> [WORK INSTRUCTIONS]
Extract every line that contains the string "this".

> [DATA SUPPLIED]
::::::::::
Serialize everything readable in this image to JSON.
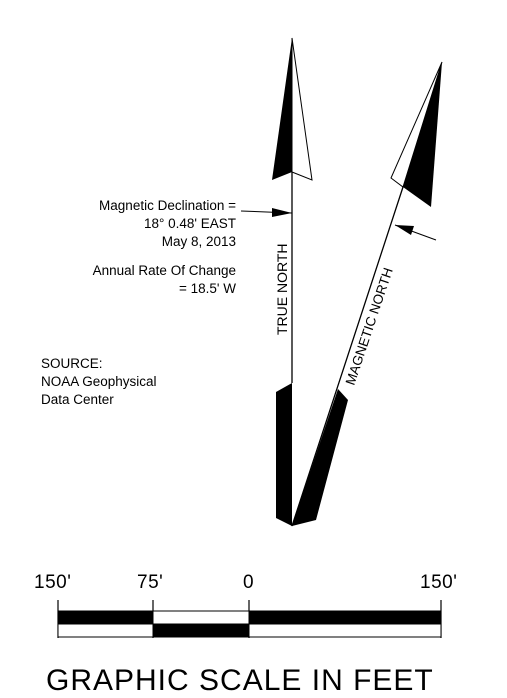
{
  "declination": {
    "line1": "Magnetic Declination =",
    "line2": "18° 0.48' EAST",
    "line3": "May 8, 2013",
    "rate_line1": "Annual Rate Of Change",
    "rate_line2": "= 18.5' W"
  },
  "arrows": {
    "true_north": "TRUE NORTH",
    "magnetic_north": "MAGNETIC NORTH"
  },
  "source": {
    "line1": "SOURCE:",
    "line2": "NOAA Geophysical",
    "line3": "Data Center"
  },
  "scale": {
    "labels": [
      "150'",
      "75'",
      "0",
      "150'"
    ],
    "title": "GRAPHIC SCALE IN FEET"
  }
}
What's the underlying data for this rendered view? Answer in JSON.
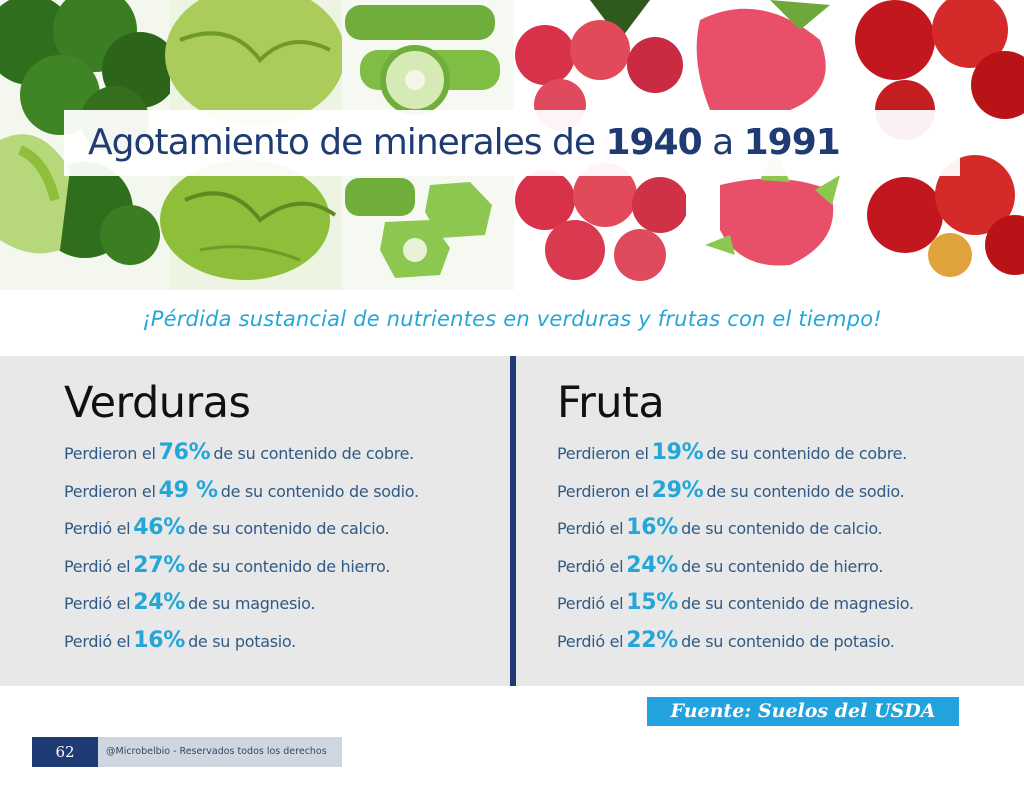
{
  "title": {
    "prefix": "Agotamiento de minerales de",
    "year_start": "1940",
    "connector": "a",
    "year_end": "1991"
  },
  "subtitle": "¡Pérdida sustancial de nutrientes en verduras y frutas con el tiempo!",
  "banner": {
    "images": [
      "broccoli",
      "savoy-cabbage",
      "okra",
      "lychee",
      "dragon-fruit",
      "rambutan"
    ],
    "colors": {
      "green_dark": "#2f6e1c",
      "green_light": "#8fbf3a",
      "red": "#d8324a",
      "pink": "#e8506a",
      "rambutan": "#c3171f"
    }
  },
  "verduras": {
    "heading": "Verduras",
    "items": [
      {
        "pre": "Perdieron el",
        "pct": "76%",
        "post": "de su contenido de cobre."
      },
      {
        "pre": "Perdieron el",
        "pct": "49 %",
        "post": "de su contenido de sodio."
      },
      {
        "pre": "Perdió el",
        "pct": "46%",
        "post": "de su contenido de calcio."
      },
      {
        "pre": "Perdió el",
        "pct": "27%",
        "post": "de su contenido de hierro."
      },
      {
        "pre": "Perdió el",
        "pct": "24%",
        "post": "de su magnesio."
      },
      {
        "pre": "Perdió el",
        "pct": "16%",
        "post": "de su potasio."
      }
    ]
  },
  "fruta": {
    "heading": "Fruta",
    "items": [
      {
        "pre": "Perdieron el",
        "pct": "19%",
        "post": "de su contenido de cobre."
      },
      {
        "pre": "Perdieron el",
        "pct": "29%",
        "post": "de su contenido de sodio."
      },
      {
        "pre": "Perdió el",
        "pct": "16%",
        "post": "de su contenido de calcio."
      },
      {
        "pre": "Perdió el",
        "pct": "24%",
        "post": "de su contenido de hierro."
      },
      {
        "pre": "Perdió el",
        "pct": "15%",
        "post": "de su contenido de magnesio."
      },
      {
        "pre": "Perdió el",
        "pct": "22%",
        "post": "de su contenido de potasio."
      }
    ]
  },
  "source": "Fuente: Suelos del USDA",
  "footer": {
    "page_number": "62",
    "copyright": "@Microbelbio - Reservados todos los derechos"
  },
  "colors": {
    "navy": "#1f3b73",
    "accent_blue": "#25a6d9",
    "panel_gray": "#e8e8e8"
  }
}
::::::::::
> [TASK SOLUTION]
Serialize everything readable in this image to JSON.
What's the underlying data for this rendered view? Answer in JSON.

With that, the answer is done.